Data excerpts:
:::::
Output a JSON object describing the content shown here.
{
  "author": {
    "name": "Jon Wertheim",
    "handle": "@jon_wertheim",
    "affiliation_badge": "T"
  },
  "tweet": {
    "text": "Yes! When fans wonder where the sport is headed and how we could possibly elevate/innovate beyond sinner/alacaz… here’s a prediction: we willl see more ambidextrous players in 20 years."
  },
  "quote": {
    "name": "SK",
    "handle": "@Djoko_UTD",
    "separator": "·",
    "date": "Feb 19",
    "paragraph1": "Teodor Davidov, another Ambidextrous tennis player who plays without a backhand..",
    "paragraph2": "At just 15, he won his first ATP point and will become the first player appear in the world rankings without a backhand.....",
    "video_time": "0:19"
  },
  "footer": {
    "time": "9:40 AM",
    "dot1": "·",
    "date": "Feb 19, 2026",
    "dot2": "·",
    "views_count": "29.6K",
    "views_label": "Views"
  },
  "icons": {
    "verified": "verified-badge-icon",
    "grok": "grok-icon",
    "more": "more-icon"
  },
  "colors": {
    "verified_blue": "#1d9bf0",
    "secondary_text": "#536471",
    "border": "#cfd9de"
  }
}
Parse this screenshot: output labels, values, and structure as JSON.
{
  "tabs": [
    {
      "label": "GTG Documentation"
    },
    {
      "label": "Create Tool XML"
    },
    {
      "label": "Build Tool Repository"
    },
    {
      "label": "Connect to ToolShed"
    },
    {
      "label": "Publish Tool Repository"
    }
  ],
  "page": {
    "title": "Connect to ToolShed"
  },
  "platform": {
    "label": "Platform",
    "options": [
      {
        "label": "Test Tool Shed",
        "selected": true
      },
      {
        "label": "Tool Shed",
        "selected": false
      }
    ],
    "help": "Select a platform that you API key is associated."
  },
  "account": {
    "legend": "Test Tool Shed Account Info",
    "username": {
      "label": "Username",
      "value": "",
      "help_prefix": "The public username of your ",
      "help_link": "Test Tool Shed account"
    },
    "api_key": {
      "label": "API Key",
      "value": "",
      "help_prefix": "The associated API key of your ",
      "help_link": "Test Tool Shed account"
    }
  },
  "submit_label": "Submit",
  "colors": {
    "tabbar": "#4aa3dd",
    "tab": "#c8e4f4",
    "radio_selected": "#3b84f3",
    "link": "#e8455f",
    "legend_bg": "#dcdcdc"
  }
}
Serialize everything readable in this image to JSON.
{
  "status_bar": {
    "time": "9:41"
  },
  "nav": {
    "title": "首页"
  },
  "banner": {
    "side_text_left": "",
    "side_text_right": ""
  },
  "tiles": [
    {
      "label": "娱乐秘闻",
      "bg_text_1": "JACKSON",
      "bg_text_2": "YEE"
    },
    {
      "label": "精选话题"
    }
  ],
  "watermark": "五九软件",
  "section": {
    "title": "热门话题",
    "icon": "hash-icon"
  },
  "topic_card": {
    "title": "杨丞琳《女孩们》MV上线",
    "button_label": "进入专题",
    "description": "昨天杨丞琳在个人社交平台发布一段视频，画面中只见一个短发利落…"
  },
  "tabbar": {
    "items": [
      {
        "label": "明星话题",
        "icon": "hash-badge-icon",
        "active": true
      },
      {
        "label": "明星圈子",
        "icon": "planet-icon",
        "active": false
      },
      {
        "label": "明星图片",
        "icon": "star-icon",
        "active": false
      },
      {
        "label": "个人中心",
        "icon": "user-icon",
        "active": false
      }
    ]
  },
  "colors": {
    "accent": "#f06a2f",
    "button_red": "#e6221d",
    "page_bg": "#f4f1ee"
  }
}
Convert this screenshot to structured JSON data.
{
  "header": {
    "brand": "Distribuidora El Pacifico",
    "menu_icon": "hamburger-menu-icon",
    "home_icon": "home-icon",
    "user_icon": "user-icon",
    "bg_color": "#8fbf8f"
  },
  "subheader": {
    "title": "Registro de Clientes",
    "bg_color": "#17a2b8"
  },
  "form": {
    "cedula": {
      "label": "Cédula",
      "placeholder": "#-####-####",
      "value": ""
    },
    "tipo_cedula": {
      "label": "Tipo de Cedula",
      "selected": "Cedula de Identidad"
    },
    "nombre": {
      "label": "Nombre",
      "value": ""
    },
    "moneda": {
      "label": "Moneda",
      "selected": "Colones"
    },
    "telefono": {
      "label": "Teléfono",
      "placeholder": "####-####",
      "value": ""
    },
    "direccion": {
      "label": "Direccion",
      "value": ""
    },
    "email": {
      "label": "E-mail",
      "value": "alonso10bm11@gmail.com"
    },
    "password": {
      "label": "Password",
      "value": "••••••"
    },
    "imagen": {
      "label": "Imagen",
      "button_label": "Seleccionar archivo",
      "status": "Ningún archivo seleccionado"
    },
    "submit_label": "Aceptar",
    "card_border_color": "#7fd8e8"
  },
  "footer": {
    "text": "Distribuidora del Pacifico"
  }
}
:::::
**Task goal**
Where a line holds "Pacifico", copy it out.

**Exercise solution**
    "brand": "Distribuidora El Pacifico",
    "text": "Distribuidora del Pacifico"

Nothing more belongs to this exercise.